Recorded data
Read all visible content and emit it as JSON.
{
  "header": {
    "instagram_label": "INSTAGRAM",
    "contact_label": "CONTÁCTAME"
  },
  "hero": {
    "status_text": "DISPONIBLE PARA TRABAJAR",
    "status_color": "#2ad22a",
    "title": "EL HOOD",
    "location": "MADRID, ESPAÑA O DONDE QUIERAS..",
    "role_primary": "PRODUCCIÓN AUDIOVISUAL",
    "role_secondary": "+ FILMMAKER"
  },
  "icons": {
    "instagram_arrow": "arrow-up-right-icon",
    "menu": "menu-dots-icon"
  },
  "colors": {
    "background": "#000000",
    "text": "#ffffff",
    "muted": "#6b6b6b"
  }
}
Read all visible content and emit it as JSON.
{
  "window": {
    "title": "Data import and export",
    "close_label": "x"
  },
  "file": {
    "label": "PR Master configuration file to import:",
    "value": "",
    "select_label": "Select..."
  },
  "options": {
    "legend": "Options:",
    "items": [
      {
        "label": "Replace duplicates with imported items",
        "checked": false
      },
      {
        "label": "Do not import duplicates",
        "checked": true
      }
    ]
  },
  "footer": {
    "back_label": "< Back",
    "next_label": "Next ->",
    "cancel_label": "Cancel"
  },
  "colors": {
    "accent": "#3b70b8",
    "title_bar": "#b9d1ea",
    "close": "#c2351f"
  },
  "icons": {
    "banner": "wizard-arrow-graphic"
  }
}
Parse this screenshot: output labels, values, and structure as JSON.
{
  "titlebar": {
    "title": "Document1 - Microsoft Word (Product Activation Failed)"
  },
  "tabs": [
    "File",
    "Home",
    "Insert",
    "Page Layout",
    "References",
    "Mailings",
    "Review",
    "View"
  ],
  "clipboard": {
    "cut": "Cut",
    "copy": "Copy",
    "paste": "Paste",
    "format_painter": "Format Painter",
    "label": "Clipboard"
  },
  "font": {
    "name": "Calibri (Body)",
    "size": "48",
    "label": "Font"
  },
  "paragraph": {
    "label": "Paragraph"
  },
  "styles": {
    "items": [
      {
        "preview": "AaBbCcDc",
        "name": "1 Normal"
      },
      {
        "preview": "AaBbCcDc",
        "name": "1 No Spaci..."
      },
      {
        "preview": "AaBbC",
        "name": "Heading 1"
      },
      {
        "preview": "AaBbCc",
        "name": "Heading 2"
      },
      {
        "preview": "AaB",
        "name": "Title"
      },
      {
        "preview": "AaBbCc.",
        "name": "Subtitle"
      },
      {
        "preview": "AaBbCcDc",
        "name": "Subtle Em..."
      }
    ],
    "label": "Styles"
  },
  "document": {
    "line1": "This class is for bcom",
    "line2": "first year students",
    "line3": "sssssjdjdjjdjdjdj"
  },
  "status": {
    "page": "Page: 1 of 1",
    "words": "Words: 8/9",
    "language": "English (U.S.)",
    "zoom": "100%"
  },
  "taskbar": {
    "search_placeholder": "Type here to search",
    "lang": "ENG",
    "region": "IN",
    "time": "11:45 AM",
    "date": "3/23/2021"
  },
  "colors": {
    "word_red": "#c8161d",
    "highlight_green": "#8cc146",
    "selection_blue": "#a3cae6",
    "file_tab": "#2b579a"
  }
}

> WHAT IS ASKED: Your task is to transcribe the material exactly.

> FULL ANSWER:
Read all visible content and emit it as JSON.
{
  "header": {
    "instagram_label": "INSTAGRAM",
    "contact_label": "CONTÁCTAME"
  },
  "hero": {
    "status_text": "DISPONIBLE PARA TRABAJAR",
    "status_color": "#2ad22a",
    "title": "EL HOOD",
    "location": "MADRID, ESPAÑA O DONDE QUIERAS..",
    "role_primary": "PRODUCCIÓN AUDIOVISUAL",
    "role_secondary": "+ FILMMAKER"
  },
  "icons": {
    "instagram_arrow": "arrow-up-right-icon",
    "menu": "menu-dots-icon"
  },
  "colors": {
    "background": "#000000",
    "text": "#ffffff",
    "muted": "#6b6b6b"
  }
}
Read all visible content and emit it as JSON.
{
  "window": {
    "title": "Data import and export",
    "close_label": "x"
  },
  "file": {
    "label": "PR Master configuration file to import:",
    "value": "",
    "select_label": "Select..."
  },
  "options": {
    "legend": "Options:",
    "items": [
      {
        "label": "Replace duplicates with imported items",
        "checked": false
      },
      {
        "label": "Do not import duplicates",
        "checked": true
      }
    ]
  },
  "footer": {
    "back_label": "< Back",
    "next_label": "Next ->",
    "cancel_label": "Cancel"
  },
  "colors": {
    "accent": "#3b70b8",
    "title_bar": "#b9d1ea",
    "close": "#c2351f"
  },
  "icons": {
    "banner": "wizard-arrow-graphic"
  }
}
Parse this screenshot: output labels, values, and structure as JSON.
{
  "titlebar": {
    "title": "Document1 - Microsoft Word (Product Activation Failed)"
  },
  "tabs": [
    "File",
    "Home",
    "Insert",
    "Page Layout",
    "References",
    "Mailings",
    "Review",
    "View"
  ],
  "clipboard": {
    "cut": "Cut",
    "copy": "Copy",
    "paste": "Paste",
    "format_painter": "Format Painter",
    "label": "Clipboard"
  },
  "font": {
    "name": "Calibri (Body)",
    "size": "48",
    "label": "Font"
  },
  "paragraph": {
    "label": "Paragraph"
  },
  "styles": {
    "items": [
      {
        "preview": "AaBbCcDc",
        "name": "1 Normal"
      },
      {
        "preview": "AaBbCcDc",
        "name": "1 No Spaci..."
      },
      {
        "preview": "AaBbC",
        "name": "Heading 1"
      },
      {
        "preview": "AaBbCc",
        "name": "Heading 2"
      },
      {
        "preview": "AaB",
        "name": "Title"
      },
      {
        "preview": "AaBbCc.",
        "name": "Subtitle"
      },
      {
        "preview": "AaBbCcDc",
        "name": "Subtle Em..."
      }
    ],
    "label": "Styles"
  },
  "document": {
    "line1": "This class is for bcom",
    "line2": "first year students",
    "line3": "sssssjdjdjjdjdjdj"
  },
  "status": {
    "page": "Page: 1 of 1",
    "words": "Words: 8/9",
    "language": "English (U.S.)",
    "zoom": "100%"
  },
  "taskbar": {
    "search_placeholder": "Type here to search",
    "lang": "ENG",
    "region": "IN",
    "time": "11:45 AM",
    "date": "3/23/2021"
  },
  "colors": {
    "word_red": "#c8161d",
    "highlight_green": "#8cc146",
    "selection_blue": "#a3cae6",
    "file_tab": "#2b579a"
  }
}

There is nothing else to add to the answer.